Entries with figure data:
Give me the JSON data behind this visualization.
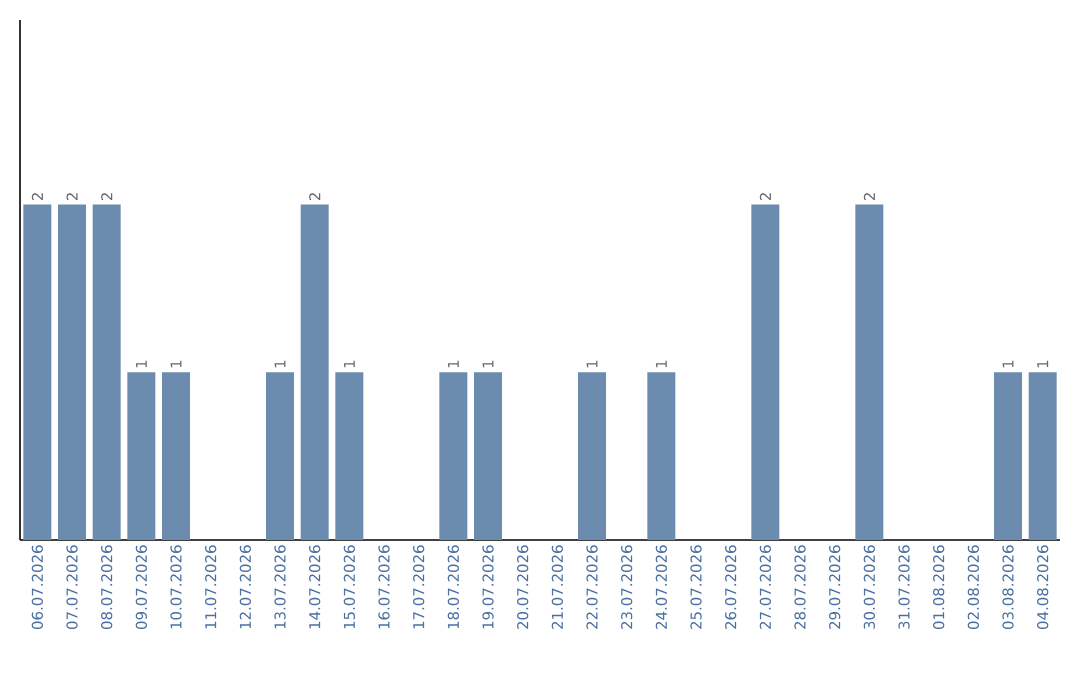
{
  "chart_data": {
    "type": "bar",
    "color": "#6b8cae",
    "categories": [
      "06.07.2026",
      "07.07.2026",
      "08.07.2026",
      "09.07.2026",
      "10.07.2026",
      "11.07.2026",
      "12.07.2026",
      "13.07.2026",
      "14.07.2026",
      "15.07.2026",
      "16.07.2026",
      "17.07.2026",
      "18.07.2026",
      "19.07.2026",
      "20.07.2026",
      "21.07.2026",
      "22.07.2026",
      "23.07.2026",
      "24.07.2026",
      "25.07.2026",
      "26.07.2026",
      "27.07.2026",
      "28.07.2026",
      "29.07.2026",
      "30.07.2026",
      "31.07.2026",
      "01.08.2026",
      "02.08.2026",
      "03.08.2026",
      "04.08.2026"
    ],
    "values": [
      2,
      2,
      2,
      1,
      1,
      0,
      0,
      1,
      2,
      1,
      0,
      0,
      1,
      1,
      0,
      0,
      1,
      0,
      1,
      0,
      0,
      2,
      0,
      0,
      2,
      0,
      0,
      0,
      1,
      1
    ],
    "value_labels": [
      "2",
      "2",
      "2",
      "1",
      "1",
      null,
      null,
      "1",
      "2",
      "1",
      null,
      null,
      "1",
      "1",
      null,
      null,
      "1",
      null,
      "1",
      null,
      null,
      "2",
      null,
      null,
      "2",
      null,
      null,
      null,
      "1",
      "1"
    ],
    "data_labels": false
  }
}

TASK GOAL – From the material above, reproduce everything verbatim except the pictures.

PROBLEM SOLUTION –
Give me the JSON data behind this visualization.
{
  "chart_data": {
    "type": "bar",
    "color": "#6b8cae",
    "categories": [
      "06.07.2026",
      "07.07.2026",
      "08.07.2026",
      "09.07.2026",
      "10.07.2026",
      "11.07.2026",
      "12.07.2026",
      "13.07.2026",
      "14.07.2026",
      "15.07.2026",
      "16.07.2026",
      "17.07.2026",
      "18.07.2026",
      "19.07.2026",
      "20.07.2026",
      "21.07.2026",
      "22.07.2026",
      "23.07.2026",
      "24.07.2026",
      "25.07.2026",
      "26.07.2026",
      "27.07.2026",
      "28.07.2026",
      "29.07.2026",
      "30.07.2026",
      "31.07.2026",
      "01.08.2026",
      "02.08.2026",
      "03.08.2026",
      "04.08.2026"
    ],
    "values": [
      2,
      2,
      2,
      1,
      1,
      0,
      0,
      1,
      2,
      1,
      0,
      0,
      1,
      1,
      0,
      0,
      1,
      0,
      1,
      0,
      0,
      2,
      0,
      0,
      2,
      0,
      0,
      0,
      1,
      1
    ],
    "value_labels": [
      "2",
      "2",
      "2",
      "1",
      "1",
      null,
      null,
      "1",
      "2",
      "1",
      null,
      null,
      "1",
      "1",
      null,
      null,
      "1",
      null,
      "1",
      null,
      null,
      "2",
      null,
      null,
      "2",
      null,
      null,
      null,
      "1",
      "1"
    ],
    "data_labels": false
  }
}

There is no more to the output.